▶ Exercise input

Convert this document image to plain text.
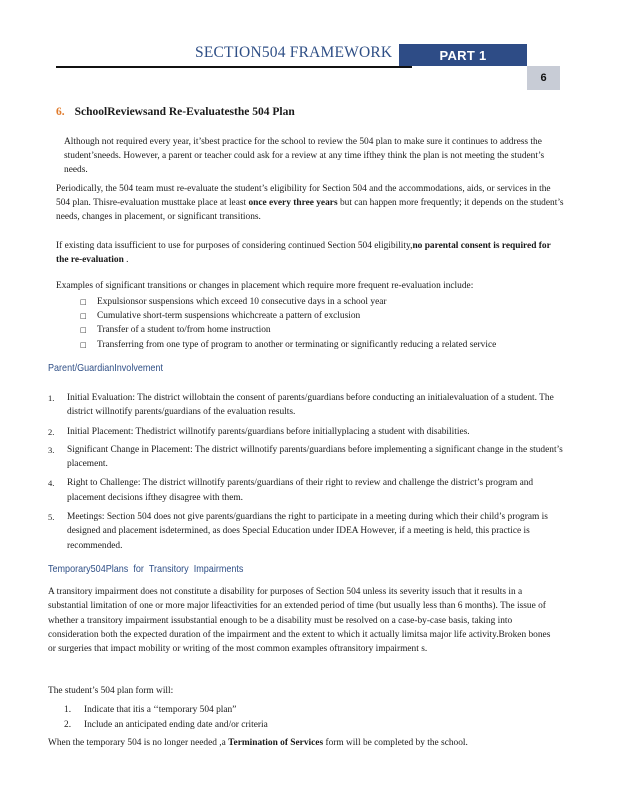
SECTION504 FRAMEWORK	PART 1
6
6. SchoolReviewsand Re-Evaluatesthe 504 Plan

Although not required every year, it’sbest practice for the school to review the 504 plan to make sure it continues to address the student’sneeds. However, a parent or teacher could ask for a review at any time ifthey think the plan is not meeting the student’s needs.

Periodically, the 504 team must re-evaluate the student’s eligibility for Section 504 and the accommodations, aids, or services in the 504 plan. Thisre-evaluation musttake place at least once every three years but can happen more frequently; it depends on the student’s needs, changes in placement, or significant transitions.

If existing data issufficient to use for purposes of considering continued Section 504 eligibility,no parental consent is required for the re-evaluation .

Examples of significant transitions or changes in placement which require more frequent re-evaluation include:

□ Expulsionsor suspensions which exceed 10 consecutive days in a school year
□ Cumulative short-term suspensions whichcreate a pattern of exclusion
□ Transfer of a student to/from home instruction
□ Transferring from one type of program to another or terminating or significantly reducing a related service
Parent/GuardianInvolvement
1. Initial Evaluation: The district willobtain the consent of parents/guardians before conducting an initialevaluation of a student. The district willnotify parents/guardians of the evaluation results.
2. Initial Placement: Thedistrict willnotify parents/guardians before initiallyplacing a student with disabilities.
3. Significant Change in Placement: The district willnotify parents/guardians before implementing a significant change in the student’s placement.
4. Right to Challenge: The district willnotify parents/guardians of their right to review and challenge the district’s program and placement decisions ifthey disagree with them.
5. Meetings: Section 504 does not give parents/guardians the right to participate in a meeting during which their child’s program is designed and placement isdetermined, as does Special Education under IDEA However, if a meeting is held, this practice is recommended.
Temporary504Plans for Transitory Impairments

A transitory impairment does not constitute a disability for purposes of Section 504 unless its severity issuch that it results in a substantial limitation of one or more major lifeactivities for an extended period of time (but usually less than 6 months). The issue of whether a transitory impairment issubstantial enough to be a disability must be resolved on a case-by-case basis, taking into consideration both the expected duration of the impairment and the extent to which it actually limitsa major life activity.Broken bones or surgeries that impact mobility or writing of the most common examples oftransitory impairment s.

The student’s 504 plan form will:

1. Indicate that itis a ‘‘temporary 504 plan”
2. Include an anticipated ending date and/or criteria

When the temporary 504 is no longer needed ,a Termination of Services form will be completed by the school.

▶ Work to complete
Quote the material exactly. Pictures stay out.

▶ Answer
Convert this document image to plain text.
SECTION504 FRAMEWORK	PART 1
6
6. SchoolReviewsand Re-Evaluatesthe 504 Plan

Although not required every year, it’sbest practice for the school to review the 504 plan to make sure it continues to address the student’sneeds. However, a parent or teacher could ask for a review at any time ifthey think the plan is not meeting the student’s needs.

Periodically, the 504 team must re-evaluate the student’s eligibility for Section 504 and the accommodations, aids, or services in the 504 plan. Thisre-evaluation musttake place at least once every three years but can happen more frequently; it depends on the student’s needs, changes in placement, or significant transitions.

If existing data issufficient to use for purposes of considering continued Section 504 eligibility,no parental consent is required for the re-evaluation .

Examples of significant transitions or changes in placement which require more frequent re-evaluation include:

□ Expulsionsor suspensions which exceed 10 consecutive days in a school year
□ Cumulative short-term suspensions whichcreate a pattern of exclusion
□ Transfer of a student to/from home instruction
□ Transferring from one type of program to another or terminating or significantly reducing a related service
Parent/GuardianInvolvement
1. Initial Evaluation: The district willobtain the consent of parents/guardians before conducting an initialevaluation of a student. The district willnotify parents/guardians of the evaluation results.
2. Initial Placement: Thedistrict willnotify parents/guardians before initiallyplacing a student with disabilities.
3. Significant Change in Placement: The district willnotify parents/guardians before implementing a significant change in the student’s placement.
4. Right to Challenge: The district willnotify parents/guardians of their right to review and challenge the district’s program and placement decisions ifthey disagree with them.
5. Meetings: Section 504 does not give parents/guardians the right to participate in a meeting during which their child’s program is designed and placement isdetermined, as does Special Education under IDEA However, if a meeting is held, this practice is recommended.
Temporary504Plans for Transitory Impairments

A transitory impairment does not constitute a disability for purposes of Section 504 unless its severity issuch that it results in a substantial limitation of one or more major lifeactivities for an extended period of time (but usually less than 6 months). The issue of whether a transitory impairment issubstantial enough to be a disability must be resolved on a case-by-case basis, taking into consideration both the expected duration of the impairment and the extent to which it actually limitsa major life activity.Broken bones or surgeries that impact mobility or writing of the most common examples oftransitory impairment s.

The student’s 504 plan form will:

1. Indicate that itis a ‘‘temporary 504 plan”
2. Include an anticipated ending date and/or criteria

When the temporary 504 is no longer needed ,a Termination of Services form will be completed by the school.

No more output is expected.